Problem: Comb the records below for the string "Middlesex" and copy each line where it turns up.

Data section:
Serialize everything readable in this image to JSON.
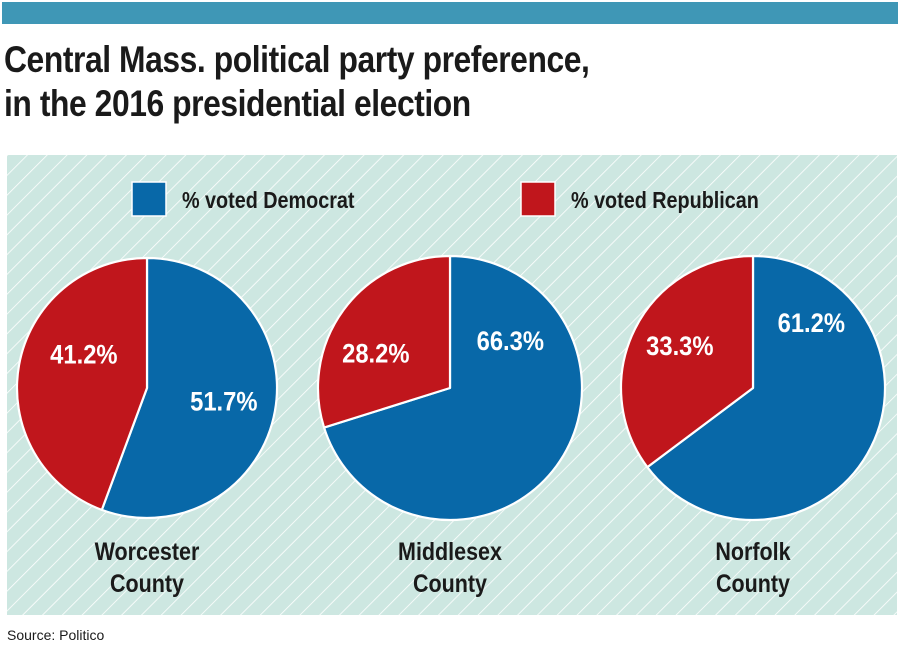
{
  "header": {
    "title_line1": "Central Mass. political party preference,",
    "title_line2": "in the 2016 presidential election"
  },
  "colors": {
    "democrat": "#0868a8",
    "republican": "#c0161c",
    "background": "#cde7e1",
    "hatch": "#ffffff",
    "top_bar": "#3f97b6"
  },
  "legend": {
    "democrat_label": "% voted Democrat",
    "republican_label": "% voted Republican"
  },
  "chart_data": [
    {
      "type": "pie",
      "title": "Worcester County",
      "label_line1": "Worcester",
      "label_line2": "County",
      "slices": [
        {
          "name": "% voted Democrat",
          "value": 51.7,
          "label": "51.7%"
        },
        {
          "name": "% voted Republican",
          "value": 41.2,
          "label": "41.2%"
        }
      ]
    },
    {
      "type": "pie",
      "title": "Middlesex County",
      "label_line1": "Middlesex",
      "label_line2": "County",
      "slices": [
        {
          "name": "% voted Democrat",
          "value": 66.3,
          "label": "66.3%"
        },
        {
          "name": "% voted Republican",
          "value": 28.2,
          "label": "28.2%"
        }
      ]
    },
    {
      "type": "pie",
      "title": "Norfolk County",
      "label_line1": "Norfolk",
      "label_line2": "County",
      "slices": [
        {
          "name": "% voted Democrat",
          "value": 61.2,
          "label": "61.2%"
        },
        {
          "name": "% voted Republican",
          "value": 33.3,
          "label": "33.3%"
        }
      ]
    }
  ],
  "footer": {
    "source": "Source: Politico"
  }
}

Correct output:
      "title": "Middlesex County",
      "label_line1": "Middlesex",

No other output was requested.